[Records contained in a dataset]
--- Start ---
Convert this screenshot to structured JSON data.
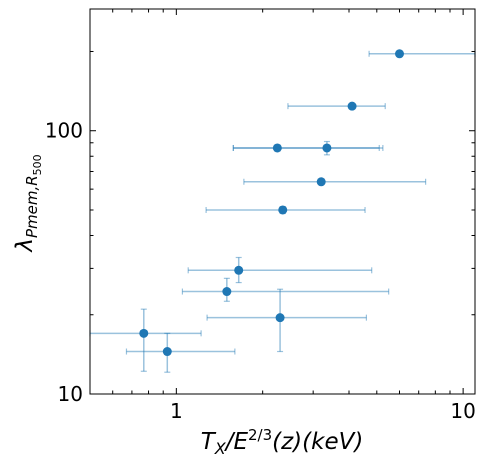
{
  "chart_data": {
    "type": "scatter",
    "xlabel": "T_X/E^{2/3}(z)(keV)",
    "ylabel": "λ_{Pmem,R_500}",
    "xscale": "log",
    "yscale": "log",
    "xlim": [
      0.5,
      11
    ],
    "ylim": [
      10,
      290
    ],
    "x_ticks": [
      1,
      10
    ],
    "x_tick_labels": [
      "1",
      "10"
    ],
    "y_ticks": [
      10,
      100
    ],
    "y_tick_labels": [
      "10",
      "100"
    ],
    "grid": false,
    "marker_color": "#1f77b4",
    "errorbar_color": "#1f77b4",
    "points": [
      {
        "x": 6.0,
        "y": 196,
        "xerr": [
          4.7,
          11.0
        ],
        "yerr": [
          196,
          196
        ]
      },
      {
        "x": 4.1,
        "y": 124,
        "xerr": [
          2.45,
          5.35
        ],
        "yerr": [
          124,
          124
        ]
      },
      {
        "x": 2.25,
        "y": 86,
        "xerr": [
          1.58,
          5.25
        ],
        "yerr": [
          84,
          88
        ]
      },
      {
        "x": 3.35,
        "y": 86,
        "xerr": [
          1.58,
          5.1
        ],
        "yerr": [
          81,
          91
        ]
      },
      {
        "x": 3.2,
        "y": 64,
        "xerr": [
          1.72,
          7.4
        ],
        "yerr": [
          63,
          65
        ]
      },
      {
        "x": 2.35,
        "y": 50,
        "xerr": [
          1.27,
          4.55
        ],
        "yerr": [
          48.5,
          51.5
        ]
      },
      {
        "x": 1.65,
        "y": 29.5,
        "xerr": [
          1.1,
          4.8
        ],
        "yerr": [
          26.5,
          33
        ]
      },
      {
        "x": 1.5,
        "y": 24.5,
        "xerr": [
          1.05,
          5.5
        ],
        "yerr": [
          22.5,
          27.5
        ]
      },
      {
        "x": 2.3,
        "y": 19.5,
        "xerr": [
          1.28,
          4.6
        ],
        "yerr": [
          14.5,
          25
        ]
      },
      {
        "x": 0.77,
        "y": 17,
        "xerr": [
          0.5,
          1.22
        ],
        "yerr": [
          12.2,
          21
        ]
      },
      {
        "x": 0.93,
        "y": 14.5,
        "xerr": [
          0.67,
          1.6
        ],
        "yerr": [
          12.1,
          17
        ]
      }
    ]
  }
}
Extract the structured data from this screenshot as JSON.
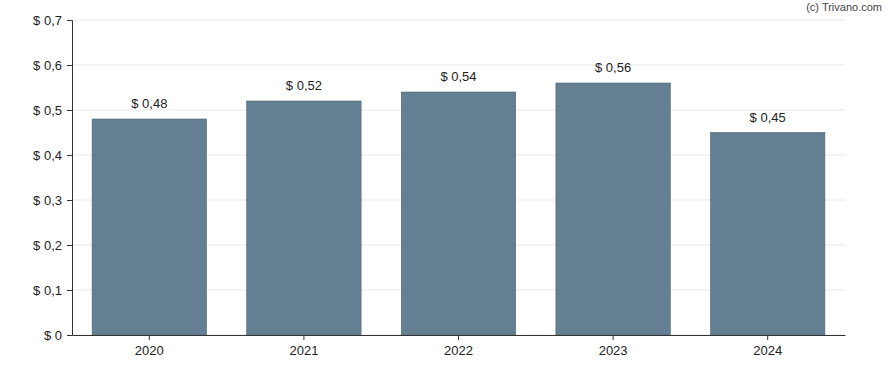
{
  "chart_data": {
    "type": "bar",
    "categories": [
      "2020",
      "2021",
      "2022",
      "2023",
      "2024"
    ],
    "values": [
      0.48,
      0.52,
      0.54,
      0.56,
      0.45
    ],
    "value_labels": [
      "$ 0,48",
      "$ 0,52",
      "$ 0,54",
      "$ 0,56",
      "$ 0,45"
    ],
    "data_labels": true,
    "color": "#647f91",
    "ylim": [
      0,
      0.7
    ],
    "yticks": [
      {
        "value": 0,
        "label": "$ 0"
      },
      {
        "value": 0.1,
        "label": "$ 0,1"
      },
      {
        "value": 0.2,
        "label": "$ 0,2"
      },
      {
        "value": 0.3,
        "label": "$ 0,3"
      },
      {
        "value": 0.4,
        "label": "$ 0,4"
      },
      {
        "value": 0.5,
        "label": "$ 0,5"
      },
      {
        "value": 0.6,
        "label": "$ 0,6"
      },
      {
        "value": 0.7,
        "label": "$ 0,7"
      }
    ],
    "grid": true,
    "annotations": [
      "(c) Trivano.com"
    ]
  }
}
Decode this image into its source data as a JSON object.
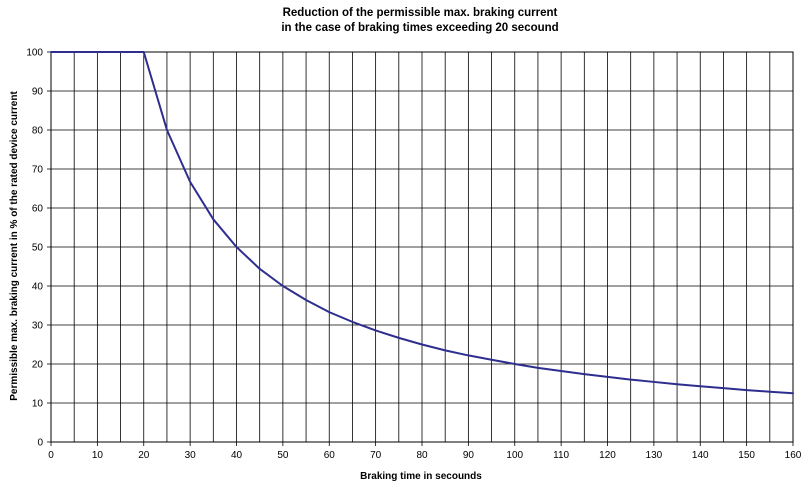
{
  "chart_data": {
    "type": "line",
    "title_lines": [
      "Reduction of the permissible max. braking current",
      "in the case of braking times exceeding 20 secound"
    ],
    "xlabel": "Braking time in secounds",
    "ylabel": "Permissible max. braking current in % of the rated device current",
    "xlim": [
      0,
      160
    ],
    "ylim": [
      0,
      100
    ],
    "x_ticks": [
      0,
      10,
      20,
      30,
      40,
      50,
      60,
      70,
      80,
      90,
      100,
      110,
      120,
      130,
      140,
      150,
      160
    ],
    "y_ticks": [
      0,
      10,
      20,
      30,
      40,
      50,
      60,
      70,
      80,
      90,
      100
    ],
    "x_gridlines_every": 5,
    "y_gridlines_every": 10,
    "grid": true,
    "line_color": "#2e2e8f",
    "series": [
      {
        "x": [
          0,
          5,
          10,
          15,
          20,
          25,
          30,
          35,
          40,
          45,
          50,
          55,
          60,
          65,
          70,
          75,
          80,
          85,
          90,
          95,
          100,
          105,
          110,
          115,
          120,
          125,
          130,
          135,
          140,
          145,
          150,
          155,
          160
        ],
        "values": [
          100,
          100,
          100,
          100,
          100,
          80,
          66.7,
          57.1,
          50,
          44.4,
          40,
          36.4,
          33.3,
          30.8,
          28.6,
          26.7,
          25,
          23.5,
          22.2,
          21.1,
          20,
          19,
          18.2,
          17.4,
          16.7,
          16,
          15.4,
          14.8,
          14.3,
          13.8,
          13.3,
          12.9,
          12.5
        ]
      }
    ]
  }
}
--- End ---
_DESCRIPTION OF THE TASK_. Output all of the records exactly as they appear above, but not the pictures.

_OUTPUT_.
Convert this screenshot to structured JSON data.
{
  "chart_data": {
    "type": "scatter",
    "xlabel": "T_X/E^{2/3}(z)(keV)",
    "ylabel": "λ_{Pmem,R_500}",
    "xscale": "log",
    "yscale": "log",
    "xlim": [
      0.5,
      11
    ],
    "ylim": [
      10,
      290
    ],
    "x_ticks": [
      1,
      10
    ],
    "x_tick_labels": [
      "1",
      "10"
    ],
    "y_ticks": [
      10,
      100
    ],
    "y_tick_labels": [
      "10",
      "100"
    ],
    "grid": false,
    "marker_color": "#1f77b4",
    "errorbar_color": "#1f77b4",
    "points": [
      {
        "x": 6.0,
        "y": 196,
        "xerr": [
          4.7,
          11.0
        ],
        "yerr": [
          196,
          196
        ]
      },
      {
        "x": 4.1,
        "y": 124,
        "xerr": [
          2.45,
          5.35
        ],
        "yerr": [
          124,
          124
        ]
      },
      {
        "x": 2.25,
        "y": 86,
        "xerr": [
          1.58,
          5.25
        ],
        "yerr": [
          84,
          88
        ]
      },
      {
        "x": 3.35,
        "y": 86,
        "xerr": [
          1.58,
          5.1
        ],
        "yerr": [
          81,
          91
        ]
      },
      {
        "x": 3.2,
        "y": 64,
        "xerr": [
          1.72,
          7.4
        ],
        "yerr": [
          63,
          65
        ]
      },
      {
        "x": 2.35,
        "y": 50,
        "xerr": [
          1.27,
          4.55
        ],
        "yerr": [
          48.5,
          51.5
        ]
      },
      {
        "x": 1.65,
        "y": 29.5,
        "xerr": [
          1.1,
          4.8
        ],
        "yerr": [
          26.5,
          33
        ]
      },
      {
        "x": 1.5,
        "y": 24.5,
        "xerr": [
          1.05,
          5.5
        ],
        "yerr": [
          22.5,
          27.5
        ]
      },
      {
        "x": 2.3,
        "y": 19.5,
        "xerr": [
          1.28,
          4.6
        ],
        "yerr": [
          14.5,
          25
        ]
      },
      {
        "x": 0.77,
        "y": 17,
        "xerr": [
          0.5,
          1.22
        ],
        "yerr": [
          12.2,
          21
        ]
      },
      {
        "x": 0.93,
        "y": 14.5,
        "xerr": [
          0.67,
          1.6
        ],
        "yerr": [
          12.1,
          17
        ]
      }
    ]
  }
}
Extract the structured data from this screenshot as JSON.
{
  "chart_data": {
    "type": "bar",
    "categories": [
      "2020",
      "2021",
      "2022",
      "2023",
      "2024"
    ],
    "values": [
      0.48,
      0.52,
      0.54,
      0.56,
      0.45
    ],
    "value_labels": [
      "$ 0,48",
      "$ 0,52",
      "$ 0,54",
      "$ 0,56",
      "$ 0,45"
    ],
    "data_labels": true,
    "color": "#647f91",
    "ylim": [
      0,
      0.7
    ],
    "yticks": [
      {
        "value": 0,
        "label": "$ 0"
      },
      {
        "value": 0.1,
        "label": "$ 0,1"
      },
      {
        "value": 0.2,
        "label": "$ 0,2"
      },
      {
        "value": 0.3,
        "label": "$ 0,3"
      },
      {
        "value": 0.4,
        "label": "$ 0,4"
      },
      {
        "value": 0.5,
        "label": "$ 0,5"
      },
      {
        "value": 0.6,
        "label": "$ 0,6"
      },
      {
        "value": 0.7,
        "label": "$ 0,7"
      }
    ],
    "grid": true,
    "annotations": [
      "(c) Trivano.com"
    ]
  }
}
Decode this image into its source data as a JSON object.
{
  "chart_data": {
    "type": "line",
    "title_lines": [
      "Reduction of the permissible max. braking current",
      "in the case of braking times exceeding 20 secound"
    ],
    "xlabel": "Braking time in secounds",
    "ylabel": "Permissible max. braking current in % of the rated device current",
    "xlim": [
      0,
      160
    ],
    "ylim": [
      0,
      100
    ],
    "x_ticks": [
      0,
      10,
      20,
      30,
      40,
      50,
      60,
      70,
      80,
      90,
      100,
      110,
      120,
      130,
      140,
      150,
      160
    ],
    "y_ticks": [
      0,
      10,
      20,
      30,
      40,
      50,
      60,
      70,
      80,
      90,
      100
    ],
    "x_gridlines_every": 5,
    "y_gridlines_every": 10,
    "grid": true,
    "line_color": "#2e2e8f",
    "series": [
      {
        "x": [
          0,
          5,
          10,
          15,
          20,
          25,
          30,
          35,
          40,
          45,
          50,
          55,
          60,
          65,
          70,
          75,
          80,
          85,
          90,
          95,
          100,
          105,
          110,
          115,
          120,
          125,
          130,
          135,
          140,
          145,
          150,
          155,
          160
        ],
        "values": [
          100,
          100,
          100,
          100,
          100,
          80,
          66.7,
          57.1,
          50,
          44.4,
          40,
          36.4,
          33.3,
          30.8,
          28.6,
          26.7,
          25,
          23.5,
          22.2,
          21.1,
          20,
          19,
          18.2,
          17.4,
          16.7,
          16,
          15.4,
          14.8,
          14.3,
          13.8,
          13.3,
          12.9,
          12.5
        ]
      }
    ]
  }
}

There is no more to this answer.